**To do**: Gather all lines in the entries that include the word "emisyjna".

# Dataset records start

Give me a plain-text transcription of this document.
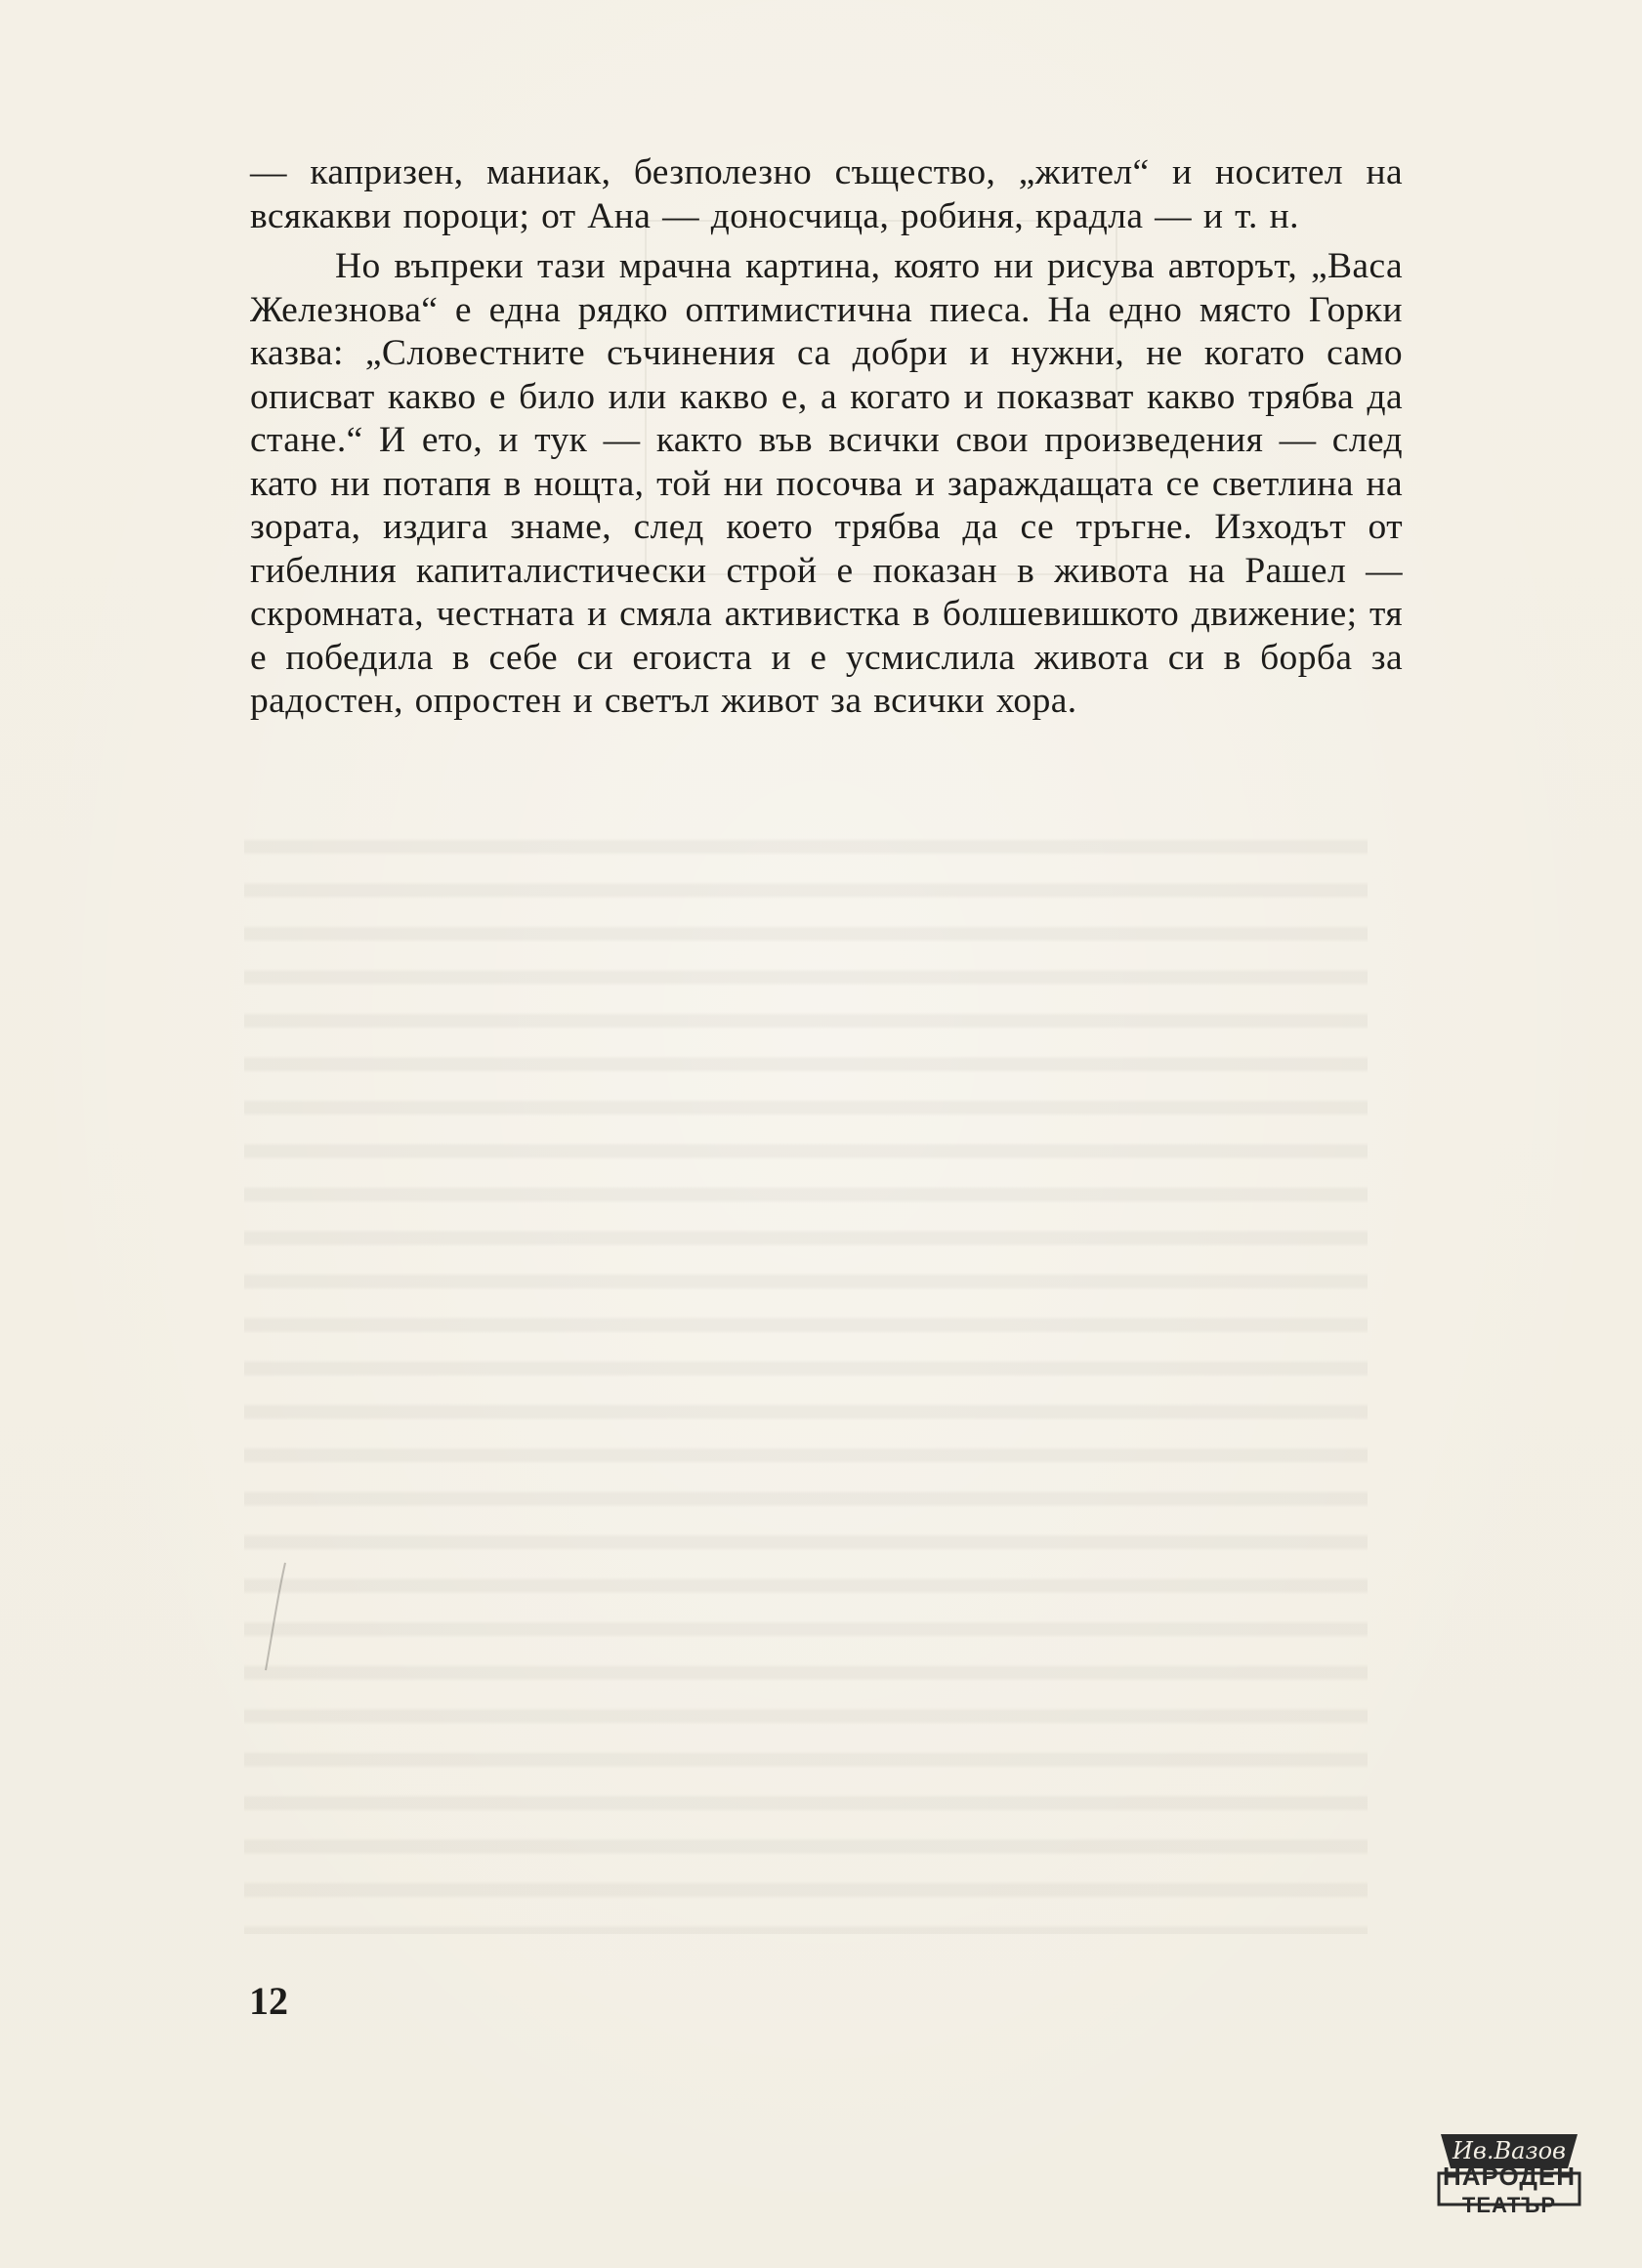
— капризен, маниак, безполезно същество, „жител“ и носител на всякакви пороци; от Ана — доносчица, робиня, крадла — и т. н.

Но въпреки тази мрачна картина, която ни рисува авторът, „Васа Железнова“ е една рядко оптимистична пиеса. На едно място Горки казва: „Словестните съчинения са добри и нужни, не когато само описват какво е било или какво е, а когато и показват какво трябва да стане.“ И ето, и тук — както във всички свои произведения — след като ни потапя в нощта, той ни посочва и зараждащата се светлина на зората, издига знаме, след което трябва да се тръгне. Изходът от гибелния капиталистически строй е показан в живота на Рашел — скромната, честната и смяла активистка в болшевишкото движение; тя е победила в себе си егоиста и е усмислила живота си в борба за радостен, опростен и светъл живот за всички хора.

12
Ив.Вазов
НАРОДЕН
ТЕАТЪР
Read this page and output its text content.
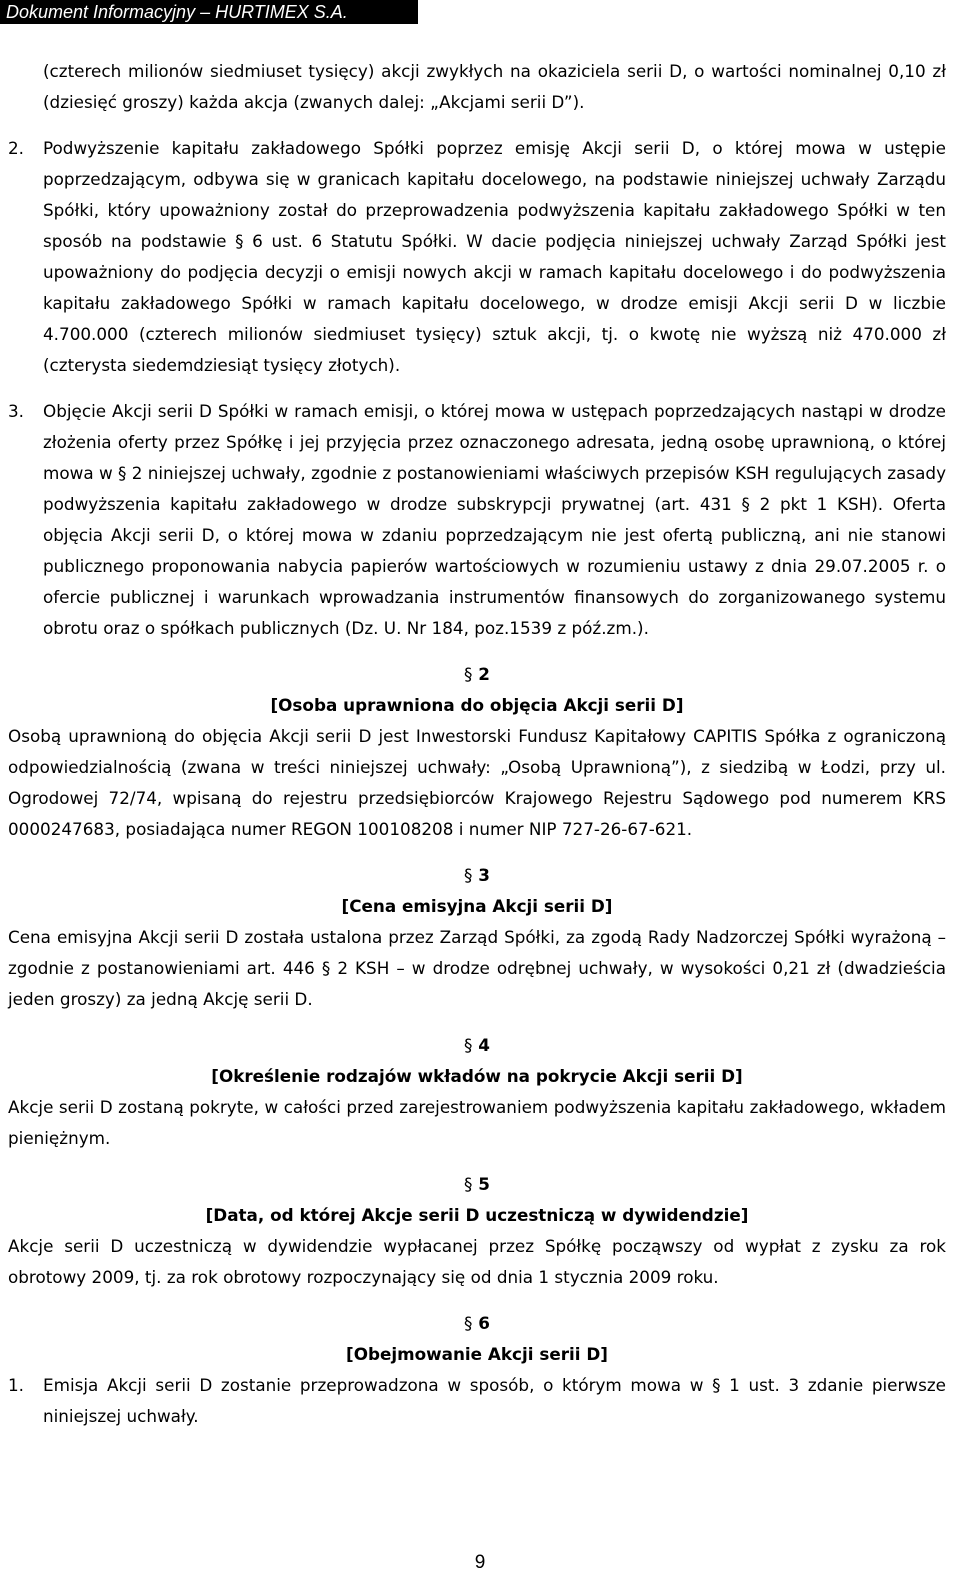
Dokument Informacyjny – HURTIMEX S.A.

(czterech milionów siedmiuset tysięcy) akcji zwykłych na okaziciela serii D, o wartości nominalnej 0,10 zł (dziesięć groszy) każda akcja (zwanych dalej: „Akcjami serii D”).

2. Podwyższenie kapitału zakładowego Spółki poprzez emisję Akcji serii D, o której mowa w ustępie poprzedzającym, odbywa się w granicach kapitału docelowego, na podstawie niniejszej uchwały Zarządu Spółki, który upoważniony został do przeprowadzenia podwyższenia kapitału zakładowego Spółki w ten sposób na podstawie § 6 ust. 6 Statutu Spółki. W dacie podjęcia niniejszej uchwały Zarząd Spółki jest upoważniony do podjęcia decyzji o emisji nowych akcji w ramach kapitału docelowego i do podwyższenia kapitału zakładowego Spółki w ramach kapitału docelowego, w drodze emisji Akcji serii D w liczbie 4.700.000 (czterech milionów siedmiuset tysięcy) sztuk akcji, tj. o kwotę nie wyższą niż 470.000 zł (czterysta siedemdziesiąt tysięcy złotych).

3. Objęcie Akcji serii D Spółki w ramach emisji, o której mowa w ustępach poprzedzających nastąpi w drodze złożenia oferty przez Spółkę i jej przyjęcia przez oznaczonego adresata, jedną osobę uprawnioną, o której mowa w § 2 niniejszej uchwały, zgodnie z postanowieniami właściwych przepisów KSH regulujących zasady podwyższenia kapitału zakładowego w drodze subskrypcji prywatnej (art. 431 § 2 pkt 1 KSH). Oferta objęcia Akcji serii D, o której mowa w zdaniu poprzedzającym nie jest ofertą publiczną, ani nie stanowi publicznego proponowania nabycia papierów wartościowych w rozumieniu ustawy z dnia 29.07.2005 r. o ofercie publicznej i warunkach wprowadzania instrumentów finansowych do zorganizowanego systemu obrotu oraz o spółkach publicznych (Dz. U. Nr 184, poz.1539 z póź.zm.).

§ 2

[Osoba uprawniona do objęcia Akcji serii D]

Osobą uprawnioną do objęcia Akcji serii D jest Inwestorski Fundusz Kapitałowy CAPITIS Spółka z ograniczoną odpowiedzialnością (zwana w treści niniejszej uchwały: „Osobą Uprawnioną”), z siedzibą w Łodzi, przy ul. Ogrodowej 72/74, wpisaną do rejestru przedsiębiorców Krajowego Rejestru Sądowego pod numerem KRS 0000247683, posiadająca numer REGON 100108208 i numer NIP 727-26-67-621.

§ 3

[Cena emisyjna Akcji serii D]

Cena emisyjna Akcji serii D została ustalona przez Zarząd Spółki, za zgodą Rady Nadzorczej Spółki wyrażoną – zgodnie z postanowieniami art. 446 § 2 KSH – w drodze odrębnej uchwały, w wysokości 0,21 zł (dwadzieścia jeden groszy) za jedną Akcję serii D.

§ 4

[Określenie rodzajów wkładów na pokrycie Akcji serii D]

Akcje serii D zostaną pokryte, w całości przed zarejestrowaniem podwyższenia kapitału zakładowego, wkładem pieniężnym.

§ 5

[Data, od której Akcje serii D uczestniczą w dywidendzie]

Akcje serii D uczestniczą w dywidendzie wypłacanej przez Spółkę począwszy od wypłat z zysku za rok obrotowy 2009, tj. za rok obrotowy rozpoczynający się od dnia 1 stycznia 2009 roku.

§ 6

[Obejmowanie Akcji serii D]

1. Emisja Akcji serii D zostanie przeprowadzona w sposób, o którym mowa w § 1 ust. 3 zdanie pierwsze niniejszej uchwały.

9
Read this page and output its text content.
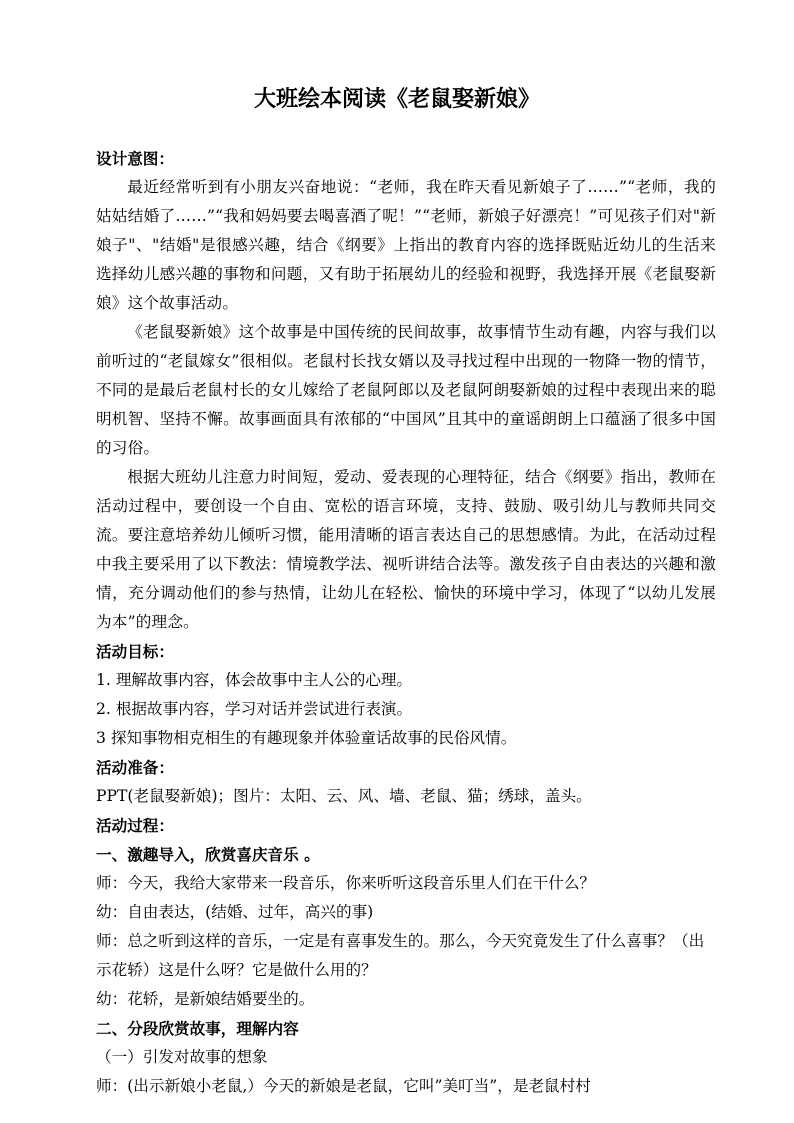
大班绘本阅读《老鼠娶新娘》
设计意图：

最近经常听到有小朋友兴奋地说：“老师，我在昨天看见新娘子了……”“老师，我的姑姑结婚了……”“我和妈妈要去喝喜酒了呢！”“老师，新娘子好漂亮！”可见孩子们对"新娘子"、"结婚"是很感兴趣，结合《纲要》上指出的教育内容的选择既贴近幼儿的生活来选择幼儿感兴趣的事物和问题，又有助于拓展幼儿的经验和视野，我选择开展《老鼠娶新娘》这个故事活动。

《老鼠娶新娘》这个故事是中国传统的民间故事，故事情节生动有趣，内容与我们以前听过的“老鼠嫁女”很相似。老鼠村长找女婿以及寻找过程中出现的一物降一物的情节，不同的是最后老鼠村长的女儿嫁给了老鼠阿郎以及老鼠阿朗娶新娘的过程中表现出来的聪明机智、坚持不懈。故事画面具有浓郁的“中国风”且其中的童谣朗朗上口蕴涵了很多中国的习俗。

根据大班幼儿注意力时间短，爱动、爱表现的心理特征，结合《纲要》指出，教师在活动过程中，要创设一个自由、宽松的语言环境，支持、鼓励、吸引幼儿与教师共同交流。要注意培养幼儿倾听习惯，能用清晰的语言表达自己的思想感情。为此，在活动过程中我主要采用了以下教法：情境教学法、视听讲结合法等。激发孩子自由表达的兴趣和激情，充分调动他们的参与热情，让幼儿在轻松、愉快的环境中学习，体现了“以幼儿发展为本”的理念。

活动目标：

1. 理解故事内容，体会故事中主人公的心理。

2. 根据故事内容，学习对话并尝试进行表演。

3 探知事物相克相生的有趣现象并体验童话故事的民俗风情。

活动准备：

PPT(老鼠娶新娘)；图片：太阳、云、风、墙、老鼠、猫；绣球，盖头。

活动过程：
一、激趣导入，欣赏喜庆音乐 。

师：今天，我给大家带来一段音乐，你来听听这段音乐里人们在干什么？

幼：自由表达，(结婚、过年，高兴的事)

师：总之听到这样的音乐，一定是有喜事发生的。那么，今天究竟发生了什么喜事？（出示花轿）这是什么呀？它是做什么用的？

幼：花轿，是新娘结婚要坐的。

二、分段欣赏故事，理解内容

（一）引发对故事的想象

师：(出示新娘小老鼠,）今天的新娘是老鼠，它叫”美叮当”，是老鼠村村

# Dataset records end

**Finished task**:
[Cena emisyjna Akcji serii D]
Cena emisyjna Akcji serii D została ustalona przez Zarząd Spółki, za zgodą Rady Nadzorczej Spółki wyrażoną – zgodnie z postanowieniami art. 446 § 2 KSH – w drodze odrębnej uchwały, w wysokości 0,21 zł (dwadzieścia jeden groszy) za jedną Akcję serii D.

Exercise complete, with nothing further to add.